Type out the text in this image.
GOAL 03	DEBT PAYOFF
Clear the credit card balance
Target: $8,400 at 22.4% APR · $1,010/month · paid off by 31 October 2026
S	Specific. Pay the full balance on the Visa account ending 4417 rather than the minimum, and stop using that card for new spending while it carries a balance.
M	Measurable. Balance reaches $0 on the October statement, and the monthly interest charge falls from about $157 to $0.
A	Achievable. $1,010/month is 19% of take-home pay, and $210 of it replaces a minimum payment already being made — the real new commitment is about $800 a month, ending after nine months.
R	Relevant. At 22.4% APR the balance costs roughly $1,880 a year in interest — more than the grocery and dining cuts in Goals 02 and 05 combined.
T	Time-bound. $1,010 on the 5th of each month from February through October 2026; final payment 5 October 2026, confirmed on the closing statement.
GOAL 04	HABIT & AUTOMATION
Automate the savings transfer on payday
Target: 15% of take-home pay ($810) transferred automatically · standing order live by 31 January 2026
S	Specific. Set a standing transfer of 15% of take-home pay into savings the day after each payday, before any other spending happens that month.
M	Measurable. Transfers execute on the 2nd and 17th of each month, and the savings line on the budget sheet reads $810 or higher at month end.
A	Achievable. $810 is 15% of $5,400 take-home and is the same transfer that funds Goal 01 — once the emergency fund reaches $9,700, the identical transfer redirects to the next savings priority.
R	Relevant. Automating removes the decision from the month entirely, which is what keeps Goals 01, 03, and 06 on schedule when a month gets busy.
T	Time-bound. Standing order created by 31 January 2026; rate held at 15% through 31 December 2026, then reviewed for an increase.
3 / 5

Written instruction: Filter the entries down to the lines containing "payday". Copy each of those lines.

Correct output:
Automate the savings transfer on payday
S	Specific. Set a standing transfer of 15% of take-home pay into savings the day after each payday, before any other spending happens that month.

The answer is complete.